Data records:
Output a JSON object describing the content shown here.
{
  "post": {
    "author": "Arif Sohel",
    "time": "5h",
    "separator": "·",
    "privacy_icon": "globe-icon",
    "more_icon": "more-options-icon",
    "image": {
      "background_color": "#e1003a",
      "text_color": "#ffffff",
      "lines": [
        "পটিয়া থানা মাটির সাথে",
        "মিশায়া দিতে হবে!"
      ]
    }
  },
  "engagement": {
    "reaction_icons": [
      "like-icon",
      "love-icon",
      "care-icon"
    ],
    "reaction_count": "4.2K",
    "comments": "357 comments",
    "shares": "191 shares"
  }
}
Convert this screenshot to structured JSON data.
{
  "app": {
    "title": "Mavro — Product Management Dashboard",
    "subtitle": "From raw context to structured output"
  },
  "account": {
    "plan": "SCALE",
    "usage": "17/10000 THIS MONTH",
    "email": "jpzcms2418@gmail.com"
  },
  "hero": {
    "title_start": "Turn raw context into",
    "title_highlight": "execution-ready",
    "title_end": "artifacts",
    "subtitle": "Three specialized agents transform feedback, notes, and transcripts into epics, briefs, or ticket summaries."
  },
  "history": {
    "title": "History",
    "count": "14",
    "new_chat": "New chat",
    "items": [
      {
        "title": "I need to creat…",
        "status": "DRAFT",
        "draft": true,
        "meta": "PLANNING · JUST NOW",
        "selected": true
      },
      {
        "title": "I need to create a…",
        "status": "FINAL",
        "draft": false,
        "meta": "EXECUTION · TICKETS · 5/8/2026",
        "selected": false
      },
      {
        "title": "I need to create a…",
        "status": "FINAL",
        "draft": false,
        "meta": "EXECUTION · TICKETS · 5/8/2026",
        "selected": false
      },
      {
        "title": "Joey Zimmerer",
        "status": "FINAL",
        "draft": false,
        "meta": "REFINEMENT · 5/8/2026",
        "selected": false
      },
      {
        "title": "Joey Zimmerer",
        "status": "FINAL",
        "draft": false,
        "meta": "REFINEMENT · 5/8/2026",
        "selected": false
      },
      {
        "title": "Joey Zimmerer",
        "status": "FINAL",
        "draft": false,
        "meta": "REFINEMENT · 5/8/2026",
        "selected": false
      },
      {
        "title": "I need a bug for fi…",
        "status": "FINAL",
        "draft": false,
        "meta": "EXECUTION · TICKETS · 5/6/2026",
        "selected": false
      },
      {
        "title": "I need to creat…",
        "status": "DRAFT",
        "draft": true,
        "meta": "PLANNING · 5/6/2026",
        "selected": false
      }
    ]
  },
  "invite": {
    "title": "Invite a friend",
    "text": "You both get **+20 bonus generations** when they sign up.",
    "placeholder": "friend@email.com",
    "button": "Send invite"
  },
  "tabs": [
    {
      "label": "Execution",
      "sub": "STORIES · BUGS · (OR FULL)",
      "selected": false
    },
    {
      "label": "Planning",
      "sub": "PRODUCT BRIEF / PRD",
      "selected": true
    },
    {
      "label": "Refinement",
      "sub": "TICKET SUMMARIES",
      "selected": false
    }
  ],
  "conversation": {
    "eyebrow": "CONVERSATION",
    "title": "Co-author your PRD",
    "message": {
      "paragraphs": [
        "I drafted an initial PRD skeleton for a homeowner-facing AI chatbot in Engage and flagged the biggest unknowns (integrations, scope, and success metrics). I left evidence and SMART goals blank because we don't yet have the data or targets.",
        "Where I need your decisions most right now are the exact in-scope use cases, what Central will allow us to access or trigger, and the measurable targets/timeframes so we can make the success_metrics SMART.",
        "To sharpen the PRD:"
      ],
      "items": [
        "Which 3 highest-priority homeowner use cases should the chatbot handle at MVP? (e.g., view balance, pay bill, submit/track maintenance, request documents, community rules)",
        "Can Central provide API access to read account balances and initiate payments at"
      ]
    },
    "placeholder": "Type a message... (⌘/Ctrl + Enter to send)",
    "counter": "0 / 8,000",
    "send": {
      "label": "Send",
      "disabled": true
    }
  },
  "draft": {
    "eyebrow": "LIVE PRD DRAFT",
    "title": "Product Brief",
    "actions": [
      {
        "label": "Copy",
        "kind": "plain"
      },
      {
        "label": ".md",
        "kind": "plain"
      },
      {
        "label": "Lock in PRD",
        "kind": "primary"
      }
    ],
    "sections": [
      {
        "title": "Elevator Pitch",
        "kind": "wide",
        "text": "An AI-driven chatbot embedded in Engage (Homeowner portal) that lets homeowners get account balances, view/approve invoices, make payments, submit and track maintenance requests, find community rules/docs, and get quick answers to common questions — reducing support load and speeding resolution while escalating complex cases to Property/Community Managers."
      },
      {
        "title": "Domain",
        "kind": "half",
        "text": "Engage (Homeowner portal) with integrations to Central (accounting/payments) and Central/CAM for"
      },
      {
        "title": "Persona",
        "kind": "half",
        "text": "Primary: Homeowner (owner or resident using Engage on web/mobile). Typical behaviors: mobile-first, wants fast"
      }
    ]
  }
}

Exercise prompt: Your task is to report how many lines of the material include the string "Central". Give the number and no other words.

Written answer: 3